* TASK STATEMENT *
Please print every record below exactly as it appears.

* EXTRACTED DATA *

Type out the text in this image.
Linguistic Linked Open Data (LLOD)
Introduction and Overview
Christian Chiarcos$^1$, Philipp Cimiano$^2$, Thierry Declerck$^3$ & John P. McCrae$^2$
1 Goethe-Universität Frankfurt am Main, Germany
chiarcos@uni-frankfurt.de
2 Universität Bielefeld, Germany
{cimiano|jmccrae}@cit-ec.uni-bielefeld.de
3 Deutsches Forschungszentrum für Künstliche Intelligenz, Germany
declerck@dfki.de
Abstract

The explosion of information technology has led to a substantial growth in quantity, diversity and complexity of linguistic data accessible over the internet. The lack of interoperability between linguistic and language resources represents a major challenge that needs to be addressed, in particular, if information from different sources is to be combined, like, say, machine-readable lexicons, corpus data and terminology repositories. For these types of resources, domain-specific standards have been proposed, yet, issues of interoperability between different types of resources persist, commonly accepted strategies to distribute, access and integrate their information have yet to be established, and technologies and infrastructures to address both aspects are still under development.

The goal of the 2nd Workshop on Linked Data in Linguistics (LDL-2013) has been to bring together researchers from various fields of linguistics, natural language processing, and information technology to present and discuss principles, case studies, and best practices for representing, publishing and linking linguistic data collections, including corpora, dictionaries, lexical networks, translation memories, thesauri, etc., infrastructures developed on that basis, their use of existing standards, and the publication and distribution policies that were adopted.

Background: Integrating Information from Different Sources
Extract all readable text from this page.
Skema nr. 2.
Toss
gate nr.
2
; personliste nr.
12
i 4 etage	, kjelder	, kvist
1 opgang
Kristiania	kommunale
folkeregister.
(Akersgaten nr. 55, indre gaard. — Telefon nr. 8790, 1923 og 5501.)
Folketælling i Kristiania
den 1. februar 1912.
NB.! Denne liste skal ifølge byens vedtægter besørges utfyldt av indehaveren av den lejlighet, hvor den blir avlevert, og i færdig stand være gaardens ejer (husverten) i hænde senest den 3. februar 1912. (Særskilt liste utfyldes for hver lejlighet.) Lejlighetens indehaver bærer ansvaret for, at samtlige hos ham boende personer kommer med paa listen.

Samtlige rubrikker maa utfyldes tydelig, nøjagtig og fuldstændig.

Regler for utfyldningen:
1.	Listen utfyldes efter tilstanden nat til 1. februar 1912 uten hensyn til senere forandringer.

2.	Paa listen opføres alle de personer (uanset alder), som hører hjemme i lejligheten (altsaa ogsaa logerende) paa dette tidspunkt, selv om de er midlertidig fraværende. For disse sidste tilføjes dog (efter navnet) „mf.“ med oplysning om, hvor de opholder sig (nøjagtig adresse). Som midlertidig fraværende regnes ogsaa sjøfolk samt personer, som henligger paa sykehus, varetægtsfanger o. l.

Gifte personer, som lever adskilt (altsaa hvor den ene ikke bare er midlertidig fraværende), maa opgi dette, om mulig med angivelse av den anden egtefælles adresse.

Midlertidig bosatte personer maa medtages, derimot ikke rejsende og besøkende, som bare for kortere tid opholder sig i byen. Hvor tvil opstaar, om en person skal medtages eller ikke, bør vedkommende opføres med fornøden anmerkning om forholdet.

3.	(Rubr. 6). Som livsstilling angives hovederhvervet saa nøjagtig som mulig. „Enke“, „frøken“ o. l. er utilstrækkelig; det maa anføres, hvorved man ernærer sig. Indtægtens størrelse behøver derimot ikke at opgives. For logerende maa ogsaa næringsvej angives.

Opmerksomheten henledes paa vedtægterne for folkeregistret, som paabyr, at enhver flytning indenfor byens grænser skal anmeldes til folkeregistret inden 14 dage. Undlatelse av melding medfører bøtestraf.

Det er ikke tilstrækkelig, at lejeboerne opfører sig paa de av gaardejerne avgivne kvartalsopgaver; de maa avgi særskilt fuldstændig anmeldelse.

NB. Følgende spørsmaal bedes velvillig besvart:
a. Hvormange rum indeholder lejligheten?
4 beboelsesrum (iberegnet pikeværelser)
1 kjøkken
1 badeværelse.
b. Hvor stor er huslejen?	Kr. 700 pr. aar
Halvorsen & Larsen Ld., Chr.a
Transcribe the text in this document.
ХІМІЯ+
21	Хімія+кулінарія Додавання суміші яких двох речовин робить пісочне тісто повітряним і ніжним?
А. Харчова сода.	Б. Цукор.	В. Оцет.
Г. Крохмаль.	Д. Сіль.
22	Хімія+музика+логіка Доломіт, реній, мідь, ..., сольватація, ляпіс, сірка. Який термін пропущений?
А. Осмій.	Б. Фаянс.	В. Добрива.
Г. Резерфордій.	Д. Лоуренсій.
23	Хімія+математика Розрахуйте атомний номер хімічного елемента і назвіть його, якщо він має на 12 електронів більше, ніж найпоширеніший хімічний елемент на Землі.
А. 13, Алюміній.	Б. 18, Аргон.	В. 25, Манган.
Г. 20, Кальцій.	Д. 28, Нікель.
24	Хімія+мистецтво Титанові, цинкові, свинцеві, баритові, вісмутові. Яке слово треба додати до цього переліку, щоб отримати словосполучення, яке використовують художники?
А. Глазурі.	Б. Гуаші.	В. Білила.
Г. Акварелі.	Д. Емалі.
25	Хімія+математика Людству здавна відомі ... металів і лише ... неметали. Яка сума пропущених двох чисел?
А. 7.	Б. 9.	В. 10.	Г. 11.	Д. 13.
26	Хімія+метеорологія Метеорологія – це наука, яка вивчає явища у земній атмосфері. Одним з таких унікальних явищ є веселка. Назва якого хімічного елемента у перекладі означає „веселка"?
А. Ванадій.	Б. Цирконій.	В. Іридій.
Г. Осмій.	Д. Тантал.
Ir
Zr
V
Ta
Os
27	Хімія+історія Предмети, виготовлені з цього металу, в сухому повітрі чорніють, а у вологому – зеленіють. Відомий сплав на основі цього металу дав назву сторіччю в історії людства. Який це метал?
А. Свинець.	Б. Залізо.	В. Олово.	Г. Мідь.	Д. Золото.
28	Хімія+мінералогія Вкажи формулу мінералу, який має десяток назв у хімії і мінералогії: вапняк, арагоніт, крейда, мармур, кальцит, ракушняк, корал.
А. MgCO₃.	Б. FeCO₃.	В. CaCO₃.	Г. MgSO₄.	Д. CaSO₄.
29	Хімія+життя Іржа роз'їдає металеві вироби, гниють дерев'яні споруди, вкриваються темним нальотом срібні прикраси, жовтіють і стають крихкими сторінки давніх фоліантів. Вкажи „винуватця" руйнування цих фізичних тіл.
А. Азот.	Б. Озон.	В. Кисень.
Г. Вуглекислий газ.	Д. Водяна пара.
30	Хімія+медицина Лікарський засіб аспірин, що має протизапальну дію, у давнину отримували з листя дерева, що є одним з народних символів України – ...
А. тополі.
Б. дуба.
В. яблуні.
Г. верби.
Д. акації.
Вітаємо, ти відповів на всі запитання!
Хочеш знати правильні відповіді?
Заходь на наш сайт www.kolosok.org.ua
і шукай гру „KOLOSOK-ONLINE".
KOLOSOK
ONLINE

* SOLUTION TO THIS PROBLEM *
Type out the text in this image.
Linguistic Linked Open Data (LLOD)
Introduction and Overview
Christian Chiarcos$^1$, Philipp Cimiano$^2$, Thierry Declerck$^3$ & John P. McCrae$^2$
1 Goethe-Universität Frankfurt am Main, Germany
chiarcos@uni-frankfurt.de
2 Universität Bielefeld, Germany
{cimiano|jmccrae}@cit-ec.uni-bielefeld.de
3 Deutsches Forschungszentrum für Künstliche Intelligenz, Germany
declerck@dfki.de
Abstract

The explosion of information technology has led to a substantial growth in quantity, diversity and complexity of linguistic data accessible over the internet. The lack of interoperability between linguistic and language resources represents a major challenge that needs to be addressed, in particular, if information from different sources is to be combined, like, say, machine-readable lexicons, corpus data and terminology repositories. For these types of resources, domain-specific standards have been proposed, yet, issues of interoperability between different types of resources persist, commonly accepted strategies to distribute, access and integrate their information have yet to be established, and technologies and infrastructures to address both aspects are still under development.

The goal of the 2nd Workshop on Linked Data in Linguistics (LDL-2013) has been to bring together researchers from various fields of linguistics, natural language processing, and information technology to present and discuss principles, case studies, and best practices for representing, publishing and linking linguistic data collections, including corpora, dictionaries, lexical networks, translation memories, thesauri, etc., infrastructures developed on that basis, their use of existing standards, and the publication and distribution policies that were adopted.

Background: Integrating Information from Different Sources
Extract all readable text from this page.
Skema nr. 2.
Toss
gate nr.
2
; personliste nr.
12
i 4 etage	, kjelder	, kvist
1 opgang
Kristiania	kommunale
folkeregister.
(Akersgaten nr. 55, indre gaard. — Telefon nr. 8790, 1923 og 5501.)
Folketælling i Kristiania
den 1. februar 1912.
NB.! Denne liste skal ifølge byens vedtægter besørges utfyldt av indehaveren av den lejlighet, hvor den blir avlevert, og i færdig stand være gaardens ejer (husverten) i hænde senest den 3. februar 1912. (Særskilt liste utfyldes for hver lejlighet.) Lejlighetens indehaver bærer ansvaret for, at samtlige hos ham boende personer kommer med paa listen.

Samtlige rubrikker maa utfyldes tydelig, nøjagtig og fuldstændig.

Regler for utfyldningen:
1.	Listen utfyldes efter tilstanden nat til 1. februar 1912 uten hensyn til senere forandringer.

2.	Paa listen opføres alle de personer (uanset alder), som hører hjemme i lejligheten (altsaa ogsaa logerende) paa dette tidspunkt, selv om de er midlertidig fraværende. For disse sidste tilføjes dog (efter navnet) „mf.“ med oplysning om, hvor de opholder sig (nøjagtig adresse). Som midlertidig fraværende regnes ogsaa sjøfolk samt personer, som henligger paa sykehus, varetægtsfanger o. l.

Gifte personer, som lever adskilt (altsaa hvor den ene ikke bare er midlertidig fraværende), maa opgi dette, om mulig med angivelse av den anden egtefælles adresse.

Midlertidig bosatte personer maa medtages, derimot ikke rejsende og besøkende, som bare for kortere tid opholder sig i byen. Hvor tvil opstaar, om en person skal medtages eller ikke, bør vedkommende opføres med fornøden anmerkning om forholdet.

3.	(Rubr. 6). Som livsstilling angives hovederhvervet saa nøjagtig som mulig. „Enke“, „frøken“ o. l. er utilstrækkelig; det maa anføres, hvorved man ernærer sig. Indtægtens størrelse behøver derimot ikke at opgives. For logerende maa ogsaa næringsvej angives.

Opmerksomheten henledes paa vedtægterne for folkeregistret, som paabyr, at enhver flytning indenfor byens grænser skal anmeldes til folkeregistret inden 14 dage. Undlatelse av melding medfører bøtestraf.

Det er ikke tilstrækkelig, at lejeboerne opfører sig paa de av gaardejerne avgivne kvartalsopgaver; de maa avgi særskilt fuldstændig anmeldelse.

NB. Følgende spørsmaal bedes velvillig besvart:
a. Hvormange rum indeholder lejligheten?
4 beboelsesrum (iberegnet pikeværelser)
1 kjøkken
1 badeværelse.
b. Hvor stor er huslejen?	Kr. 700 pr. aar
Halvorsen & Larsen Ld., Chr.a
Transcribe the text in this document.
ХІМІЯ+
21	Хімія+кулінарія Додавання суміші яких двох речовин робить пісочне тісто повітряним і ніжним?
А. Харчова сода.	Б. Цукор.	В. Оцет.
Г. Крохмаль.	Д. Сіль.
22	Хімія+музика+логіка Доломіт, реній, мідь, ..., сольватація, ляпіс, сірка. Який термін пропущений?
А. Осмій.	Б. Фаянс.	В. Добрива.
Г. Резерфордій.	Д. Лоуренсій.
23	Хімія+математика Розрахуйте атомний номер хімічного елемента і назвіть його, якщо він має на 12 електронів більше, ніж найпоширеніший хімічний елемент на Землі.
А. 13, Алюміній.	Б. 18, Аргон.	В. 25, Манган.
Г. 20, Кальцій.	Д. 28, Нікель.
24	Хімія+мистецтво Титанові, цинкові, свинцеві, баритові, вісмутові. Яке слово треба додати до цього переліку, щоб отримати словосполучення, яке використовують художники?
А. Глазурі.	Б. Гуаші.	В. Білила.
Г. Акварелі.	Д. Емалі.
25	Хімія+математика Людству здавна відомі ... металів і лише ... неметали. Яка сума пропущених двох чисел?
А. 7.	Б. 9.	В. 10.	Г. 11.	Д. 13.
26	Хімія+метеорологія Метеорологія – це наука, яка вивчає явища у земній атмосфері. Одним з таких унікальних явищ є веселка. Назва якого хімічного елемента у перекладі означає „веселка"?
А. Ванадій.	Б. Цирконій.	В. Іридій.
Г. Осмій.	Д. Тантал.
Ir
Zr
V
Ta
Os
27	Хімія+історія Предмети, виготовлені з цього металу, в сухому повітрі чорніють, а у вологому – зеленіють. Відомий сплав на основі цього металу дав назву сторіччю в історії людства. Який це метал?
А. Свинець.	Б. Залізо.	В. Олово.	Г. Мідь.	Д. Золото.
28	Хімія+мінералогія Вкажи формулу мінералу, який має десяток назв у хімії і мінералогії: вапняк, арагоніт, крейда, мармур, кальцит, ракушняк, корал.
А. MgCO₃.	Б. FeCO₃.	В. CaCO₃.	Г. MgSO₄.	Д. CaSO₄.
29	Хімія+життя Іржа роз'їдає металеві вироби, гниють дерев'яні споруди, вкриваються темним нальотом срібні прикраси, жовтіють і стають крихкими сторінки давніх фоліантів. Вкажи „винуватця" руйнування цих фізичних тіл.
А. Азот.	Б. Озон.	В. Кисень.
Г. Вуглекислий газ.	Д. Водяна пара.
30	Хімія+медицина Лікарський засіб аспірин, що має протизапальну дію, у давнину отримували з листя дерева, що є одним з народних символів України – ...
А. тополі.
Б. дуба.
В. яблуні.
Г. верби.
Д. акації.
Вітаємо, ти відповів на всі запитання!
Хочеш знати правильні відповіді?
Заходь на наш сайт www.kolosok.org.ua
і шукай гру „KOLOSOK-ONLINE".
KOLOSOK
ONLINE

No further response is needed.